** Begin SUPPLIED INFORMATION **
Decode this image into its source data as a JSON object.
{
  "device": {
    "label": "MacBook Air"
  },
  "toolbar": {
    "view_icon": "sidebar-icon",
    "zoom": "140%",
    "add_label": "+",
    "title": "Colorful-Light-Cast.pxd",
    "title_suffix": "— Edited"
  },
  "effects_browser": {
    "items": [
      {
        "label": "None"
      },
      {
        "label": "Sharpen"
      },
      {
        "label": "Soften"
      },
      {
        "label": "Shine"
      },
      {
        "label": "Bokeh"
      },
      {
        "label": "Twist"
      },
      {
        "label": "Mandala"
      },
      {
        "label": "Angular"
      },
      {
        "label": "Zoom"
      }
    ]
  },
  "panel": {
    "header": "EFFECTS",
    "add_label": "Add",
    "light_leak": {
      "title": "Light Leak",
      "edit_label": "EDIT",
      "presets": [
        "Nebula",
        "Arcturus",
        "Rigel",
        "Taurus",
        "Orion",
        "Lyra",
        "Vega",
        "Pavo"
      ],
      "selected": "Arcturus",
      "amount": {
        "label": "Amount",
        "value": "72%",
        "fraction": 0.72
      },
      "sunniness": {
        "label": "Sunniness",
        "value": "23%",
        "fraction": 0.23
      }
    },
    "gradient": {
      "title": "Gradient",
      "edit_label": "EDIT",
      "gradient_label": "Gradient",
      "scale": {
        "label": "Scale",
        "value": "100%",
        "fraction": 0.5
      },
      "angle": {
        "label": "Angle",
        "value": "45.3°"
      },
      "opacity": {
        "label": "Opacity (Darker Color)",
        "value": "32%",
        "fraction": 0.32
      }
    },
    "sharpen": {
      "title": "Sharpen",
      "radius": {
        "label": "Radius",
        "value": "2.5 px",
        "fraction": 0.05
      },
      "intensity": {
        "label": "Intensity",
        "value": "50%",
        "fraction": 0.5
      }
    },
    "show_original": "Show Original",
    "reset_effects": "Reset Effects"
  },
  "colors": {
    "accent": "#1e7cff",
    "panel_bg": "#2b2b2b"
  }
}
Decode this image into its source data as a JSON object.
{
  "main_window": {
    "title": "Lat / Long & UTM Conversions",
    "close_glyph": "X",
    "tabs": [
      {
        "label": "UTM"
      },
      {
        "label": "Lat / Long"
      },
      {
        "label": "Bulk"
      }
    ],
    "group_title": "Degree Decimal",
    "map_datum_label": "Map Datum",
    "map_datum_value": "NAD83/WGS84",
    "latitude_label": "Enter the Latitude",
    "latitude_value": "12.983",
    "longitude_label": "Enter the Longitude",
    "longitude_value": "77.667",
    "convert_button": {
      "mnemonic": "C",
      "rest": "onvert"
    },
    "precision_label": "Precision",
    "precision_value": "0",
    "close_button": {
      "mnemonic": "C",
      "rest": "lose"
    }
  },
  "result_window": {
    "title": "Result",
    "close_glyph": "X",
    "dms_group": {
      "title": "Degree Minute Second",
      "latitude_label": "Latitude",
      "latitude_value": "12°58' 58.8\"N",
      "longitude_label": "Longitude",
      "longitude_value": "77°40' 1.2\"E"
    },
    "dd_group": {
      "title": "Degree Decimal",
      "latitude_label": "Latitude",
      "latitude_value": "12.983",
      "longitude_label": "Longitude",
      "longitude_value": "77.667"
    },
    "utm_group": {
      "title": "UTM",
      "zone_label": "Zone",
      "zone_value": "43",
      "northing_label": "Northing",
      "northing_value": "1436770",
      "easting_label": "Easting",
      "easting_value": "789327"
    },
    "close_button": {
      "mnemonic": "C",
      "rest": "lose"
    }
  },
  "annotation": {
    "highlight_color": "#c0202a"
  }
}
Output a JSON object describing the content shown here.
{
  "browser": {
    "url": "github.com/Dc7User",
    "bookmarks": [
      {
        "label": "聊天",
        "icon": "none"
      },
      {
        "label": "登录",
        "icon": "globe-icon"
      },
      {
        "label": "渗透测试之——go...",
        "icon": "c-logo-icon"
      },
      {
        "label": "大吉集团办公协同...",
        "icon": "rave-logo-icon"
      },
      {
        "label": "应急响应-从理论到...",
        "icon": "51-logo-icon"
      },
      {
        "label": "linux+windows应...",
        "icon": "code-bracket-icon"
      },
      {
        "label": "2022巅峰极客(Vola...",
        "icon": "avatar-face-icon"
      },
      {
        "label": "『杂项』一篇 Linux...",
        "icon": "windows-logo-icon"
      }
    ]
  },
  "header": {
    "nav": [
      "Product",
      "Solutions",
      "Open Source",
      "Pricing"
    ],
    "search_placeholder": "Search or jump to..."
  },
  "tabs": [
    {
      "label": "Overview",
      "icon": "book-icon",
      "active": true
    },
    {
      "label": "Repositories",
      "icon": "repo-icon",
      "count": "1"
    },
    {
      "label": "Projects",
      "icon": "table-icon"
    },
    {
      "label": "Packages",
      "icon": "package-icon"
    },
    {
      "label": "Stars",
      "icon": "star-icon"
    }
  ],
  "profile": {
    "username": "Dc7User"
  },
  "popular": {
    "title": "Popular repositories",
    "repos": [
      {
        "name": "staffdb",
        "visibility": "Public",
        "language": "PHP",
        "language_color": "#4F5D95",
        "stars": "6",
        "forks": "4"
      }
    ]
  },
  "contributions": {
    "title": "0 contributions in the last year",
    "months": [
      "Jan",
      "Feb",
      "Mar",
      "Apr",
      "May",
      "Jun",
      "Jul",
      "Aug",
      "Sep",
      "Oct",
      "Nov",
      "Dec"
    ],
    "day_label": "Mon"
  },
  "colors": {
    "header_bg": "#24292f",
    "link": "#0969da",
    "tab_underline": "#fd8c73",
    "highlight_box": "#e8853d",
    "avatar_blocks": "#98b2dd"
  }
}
** End SUPPLIED INFORMATION **
PROBLEM TO WORK ON :: Set down the listing in full, keeping every word exactly as it is.

COMPLETED EXERCISE ::
Decode this image into its source data as a JSON object.
{
  "device": {
    "label": "MacBook Air"
  },
  "toolbar": {
    "view_icon": "sidebar-icon",
    "zoom": "140%",
    "add_label": "+",
    "title": "Colorful-Light-Cast.pxd",
    "title_suffix": "— Edited"
  },
  "effects_browser": {
    "items": [
      {
        "label": "None"
      },
      {
        "label": "Sharpen"
      },
      {
        "label": "Soften"
      },
      {
        "label": "Shine"
      },
      {
        "label": "Bokeh"
      },
      {
        "label": "Twist"
      },
      {
        "label": "Mandala"
      },
      {
        "label": "Angular"
      },
      {
        "label": "Zoom"
      }
    ]
  },
  "panel": {
    "header": "EFFECTS",
    "add_label": "Add",
    "light_leak": {
      "title": "Light Leak",
      "edit_label": "EDIT",
      "presets": [
        "Nebula",
        "Arcturus",
        "Rigel",
        "Taurus",
        "Orion",
        "Lyra",
        "Vega",
        "Pavo"
      ],
      "selected": "Arcturus",
      "amount": {
        "label": "Amount",
        "value": "72%",
        "fraction": 0.72
      },
      "sunniness": {
        "label": "Sunniness",
        "value": "23%",
        "fraction": 0.23
      }
    },
    "gradient": {
      "title": "Gradient",
      "edit_label": "EDIT",
      "gradient_label": "Gradient",
      "scale": {
        "label": "Scale",
        "value": "100%",
        "fraction": 0.5
      },
      "angle": {
        "label": "Angle",
        "value": "45.3°"
      },
      "opacity": {
        "label": "Opacity (Darker Color)",
        "value": "32%",
        "fraction": 0.32
      }
    },
    "sharpen": {
      "title": "Sharpen",
      "radius": {
        "label": "Radius",
        "value": "2.5 px",
        "fraction": 0.05
      },
      "intensity": {
        "label": "Intensity",
        "value": "50%",
        "fraction": 0.5
      }
    },
    "show_original": "Show Original",
    "reset_effects": "Reset Effects"
  },
  "colors": {
    "accent": "#1e7cff",
    "panel_bg": "#2b2b2b"
  }
}
Decode this image into its source data as a JSON object.
{
  "main_window": {
    "title": "Lat / Long & UTM Conversions",
    "close_glyph": "X",
    "tabs": [
      {
        "label": "UTM"
      },
      {
        "label": "Lat / Long"
      },
      {
        "label": "Bulk"
      }
    ],
    "group_title": "Degree Decimal",
    "map_datum_label": "Map Datum",
    "map_datum_value": "NAD83/WGS84",
    "latitude_label": "Enter the Latitude",
    "latitude_value": "12.983",
    "longitude_label": "Enter the Longitude",
    "longitude_value": "77.667",
    "convert_button": {
      "mnemonic": "C",
      "rest": "onvert"
    },
    "precision_label": "Precision",
    "precision_value": "0",
    "close_button": {
      "mnemonic": "C",
      "rest": "lose"
    }
  },
  "result_window": {
    "title": "Result",
    "close_glyph": "X",
    "dms_group": {
      "title": "Degree Minute Second",
      "latitude_label": "Latitude",
      "latitude_value": "12°58' 58.8\"N",
      "longitude_label": "Longitude",
      "longitude_value": "77°40' 1.2\"E"
    },
    "dd_group": {
      "title": "Degree Decimal",
      "latitude_label": "Latitude",
      "latitude_value": "12.983",
      "longitude_label": "Longitude",
      "longitude_value": "77.667"
    },
    "utm_group": {
      "title": "UTM",
      "zone_label": "Zone",
      "zone_value": "43",
      "northing_label": "Northing",
      "northing_value": "1436770",
      "easting_label": "Easting",
      "easting_value": "789327"
    },
    "close_button": {
      "mnemonic": "C",
      "rest": "lose"
    }
  },
  "annotation": {
    "highlight_color": "#c0202a"
  }
}
Output a JSON object describing the content shown here.
{
  "browser": {
    "url": "github.com/Dc7User",
    "bookmarks": [
      {
        "label": "聊天",
        "icon": "none"
      },
      {
        "label": "登录",
        "icon": "globe-icon"
      },
      {
        "label": "渗透测试之——go...",
        "icon": "c-logo-icon"
      },
      {
        "label": "大吉集团办公协同...",
        "icon": "rave-logo-icon"
      },
      {
        "label": "应急响应-从理论到...",
        "icon": "51-logo-icon"
      },
      {
        "label": "linux+windows应...",
        "icon": "code-bracket-icon"
      },
      {
        "label": "2022巅峰极客(Vola...",
        "icon": "avatar-face-icon"
      },
      {
        "label": "『杂项』一篇 Linux...",
        "icon": "windows-logo-icon"
      }
    ]
  },
  "header": {
    "nav": [
      "Product",
      "Solutions",
      "Open Source",
      "Pricing"
    ],
    "search_placeholder": "Search or jump to..."
  },
  "tabs": [
    {
      "label": "Overview",
      "icon": "book-icon",
      "active": true
    },
    {
      "label": "Repositories",
      "icon": "repo-icon",
      "count": "1"
    },
    {
      "label": "Projects",
      "icon": "table-icon"
    },
    {
      "label": "Packages",
      "icon": "package-icon"
    },
    {
      "label": "Stars",
      "icon": "star-icon"
    }
  ],
  "profile": {
    "username": "Dc7User"
  },
  "popular": {
    "title": "Popular repositories",
    "repos": [
      {
        "name": "staffdb",
        "visibility": "Public",
        "language": "PHP",
        "language_color": "#4F5D95",
        "stars": "6",
        "forks": "4"
      }
    ]
  },
  "contributions": {
    "title": "0 contributions in the last year",
    "months": [
      "Jan",
      "Feb",
      "Mar",
      "Apr",
      "May",
      "Jun",
      "Jul",
      "Aug",
      "Sep",
      "Oct",
      "Nov",
      "Dec"
    ],
    "day_label": "Mon"
  },
  "colors": {
    "header_bg": "#24292f",
    "link": "#0969da",
    "tab_underline": "#fd8c73",
    "highlight_box": "#e8853d",
    "avatar_blocks": "#98b2dd"
  }
}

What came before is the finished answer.